Instruction =
Find the lines holding the word "label" and collect them.

Raw data =
———
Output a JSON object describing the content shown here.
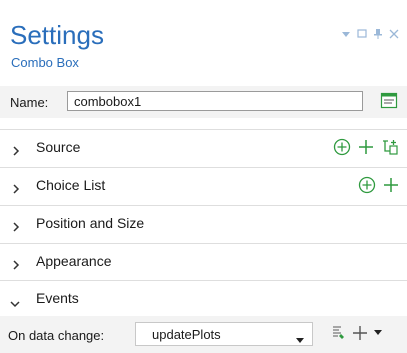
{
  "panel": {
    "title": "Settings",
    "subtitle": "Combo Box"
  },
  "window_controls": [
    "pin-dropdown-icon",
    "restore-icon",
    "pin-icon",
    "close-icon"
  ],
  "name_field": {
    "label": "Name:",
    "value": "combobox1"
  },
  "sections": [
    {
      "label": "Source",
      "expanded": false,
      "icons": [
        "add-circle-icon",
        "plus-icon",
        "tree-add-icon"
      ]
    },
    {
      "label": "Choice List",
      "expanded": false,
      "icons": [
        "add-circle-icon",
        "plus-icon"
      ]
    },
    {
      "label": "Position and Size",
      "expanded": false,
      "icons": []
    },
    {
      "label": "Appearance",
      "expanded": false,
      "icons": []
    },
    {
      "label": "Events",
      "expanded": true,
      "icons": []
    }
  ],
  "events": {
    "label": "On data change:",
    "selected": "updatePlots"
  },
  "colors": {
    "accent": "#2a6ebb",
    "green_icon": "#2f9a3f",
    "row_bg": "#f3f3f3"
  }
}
———
Solution for this problem =
    "label": "Name:",
      "label": "Source",
      "label": "Choice List",
      "label": "Position and Size",
      "label": "Appearance",
      "label": "Events",
    "label": "On data change:",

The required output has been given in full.